• _What the task requires_
Copy out the entries below in full and exactly.

***** Supplied data

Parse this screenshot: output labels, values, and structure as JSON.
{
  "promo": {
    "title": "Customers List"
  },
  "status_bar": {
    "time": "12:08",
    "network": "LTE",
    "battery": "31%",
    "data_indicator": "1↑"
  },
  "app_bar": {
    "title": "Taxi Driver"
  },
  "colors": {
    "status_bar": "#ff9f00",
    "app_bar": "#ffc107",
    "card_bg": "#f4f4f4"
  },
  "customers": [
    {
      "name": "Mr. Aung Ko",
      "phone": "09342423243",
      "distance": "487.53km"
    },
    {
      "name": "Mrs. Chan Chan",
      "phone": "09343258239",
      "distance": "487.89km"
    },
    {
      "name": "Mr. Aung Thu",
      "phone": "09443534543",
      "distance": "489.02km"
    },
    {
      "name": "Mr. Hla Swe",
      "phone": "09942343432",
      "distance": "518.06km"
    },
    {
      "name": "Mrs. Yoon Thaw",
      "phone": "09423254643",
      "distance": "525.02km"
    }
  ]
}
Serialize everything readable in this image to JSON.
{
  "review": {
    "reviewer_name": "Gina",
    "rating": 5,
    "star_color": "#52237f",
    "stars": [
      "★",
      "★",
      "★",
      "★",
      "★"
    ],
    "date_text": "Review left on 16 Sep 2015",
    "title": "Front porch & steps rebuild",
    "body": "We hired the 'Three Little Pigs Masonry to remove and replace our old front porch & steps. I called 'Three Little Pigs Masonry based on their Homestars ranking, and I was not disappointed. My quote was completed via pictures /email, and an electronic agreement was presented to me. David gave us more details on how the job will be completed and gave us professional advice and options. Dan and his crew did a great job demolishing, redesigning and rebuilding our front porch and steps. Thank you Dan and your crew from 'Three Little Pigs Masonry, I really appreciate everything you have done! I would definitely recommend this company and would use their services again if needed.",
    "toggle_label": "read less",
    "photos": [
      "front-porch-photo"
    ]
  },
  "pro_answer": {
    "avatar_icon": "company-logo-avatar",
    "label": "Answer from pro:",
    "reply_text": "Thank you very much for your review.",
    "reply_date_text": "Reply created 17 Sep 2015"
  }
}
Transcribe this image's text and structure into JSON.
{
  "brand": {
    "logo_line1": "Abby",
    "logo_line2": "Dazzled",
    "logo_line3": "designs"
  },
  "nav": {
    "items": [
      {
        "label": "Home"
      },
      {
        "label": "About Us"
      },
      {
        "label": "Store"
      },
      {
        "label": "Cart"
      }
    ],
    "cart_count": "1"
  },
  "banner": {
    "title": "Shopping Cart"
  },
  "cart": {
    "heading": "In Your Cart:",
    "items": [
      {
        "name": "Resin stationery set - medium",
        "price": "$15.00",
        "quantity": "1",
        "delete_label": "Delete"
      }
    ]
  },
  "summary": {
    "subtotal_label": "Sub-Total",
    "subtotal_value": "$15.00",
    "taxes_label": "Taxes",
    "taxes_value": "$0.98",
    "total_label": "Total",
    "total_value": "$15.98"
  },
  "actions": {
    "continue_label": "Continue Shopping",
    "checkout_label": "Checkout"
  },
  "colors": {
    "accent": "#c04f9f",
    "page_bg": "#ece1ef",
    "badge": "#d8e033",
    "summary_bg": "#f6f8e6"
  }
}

**********

• _Task response_
Parse this screenshot: output labels, values, and structure as JSON.
{
  "promo": {
    "title": "Customers List"
  },
  "status_bar": {
    "time": "12:08",
    "network": "LTE",
    "battery": "31%",
    "data_indicator": "1↑"
  },
  "app_bar": {
    "title": "Taxi Driver"
  },
  "colors": {
    "status_bar": "#ff9f00",
    "app_bar": "#ffc107",
    "card_bg": "#f4f4f4"
  },
  "customers": [
    {
      "name": "Mr. Aung Ko",
      "phone": "09342423243",
      "distance": "487.53km"
    },
    {
      "name": "Mrs. Chan Chan",
      "phone": "09343258239",
      "distance": "487.89km"
    },
    {
      "name": "Mr. Aung Thu",
      "phone": "09443534543",
      "distance": "489.02km"
    },
    {
      "name": "Mr. Hla Swe",
      "phone": "09942343432",
      "distance": "518.06km"
    },
    {
      "name": "Mrs. Yoon Thaw",
      "phone": "09423254643",
      "distance": "525.02km"
    }
  ]
}
Serialize everything readable in this image to JSON.
{
  "review": {
    "reviewer_name": "Gina",
    "rating": 5,
    "star_color": "#52237f",
    "stars": [
      "★",
      "★",
      "★",
      "★",
      "★"
    ],
    "date_text": "Review left on 16 Sep 2015",
    "title": "Front porch & steps rebuild",
    "body": "We hired the 'Three Little Pigs Masonry to remove and replace our old front porch & steps. I called 'Three Little Pigs Masonry based on their Homestars ranking, and I was not disappointed. My quote was completed via pictures /email, and an electronic agreement was presented to me. David gave us more details on how the job will be completed and gave us professional advice and options. Dan and his crew did a great job demolishing, redesigning and rebuilding our front porch and steps. Thank you Dan and your crew from 'Three Little Pigs Masonry, I really appreciate everything you have done! I would definitely recommend this company and would use their services again if needed.",
    "toggle_label": "read less",
    "photos": [
      "front-porch-photo"
    ]
  },
  "pro_answer": {
    "avatar_icon": "company-logo-avatar",
    "label": "Answer from pro:",
    "reply_text": "Thank you very much for your review.",
    "reply_date_text": "Reply created 17 Sep 2015"
  }
}
Transcribe this image's text and structure into JSON.
{
  "brand": {
    "logo_line1": "Abby",
    "logo_line2": "Dazzled",
    "logo_line3": "designs"
  },
  "nav": {
    "items": [
      {
        "label": "Home"
      },
      {
        "label": "About Us"
      },
      {
        "label": "Store"
      },
      {
        "label": "Cart"
      }
    ],
    "cart_count": "1"
  },
  "banner": {
    "title": "Shopping Cart"
  },
  "cart": {
    "heading": "In Your Cart:",
    "items": [
      {
        "name": "Resin stationery set - medium",
        "price": "$15.00",
        "quantity": "1",
        "delete_label": "Delete"
      }
    ]
  },
  "summary": {
    "subtotal_label": "Sub-Total",
    "subtotal_value": "$15.00",
    "taxes_label": "Taxes",
    "taxes_value": "$0.98",
    "total_label": "Total",
    "total_value": "$15.98"
  },
  "actions": {
    "continue_label": "Continue Shopping",
    "checkout_label": "Checkout"
  },
  "colors": {
    "accent": "#c04f9f",
    "page_bg": "#ece1ef",
    "badge": "#d8e033",
    "summary_bg": "#f6f8e6"
  }
}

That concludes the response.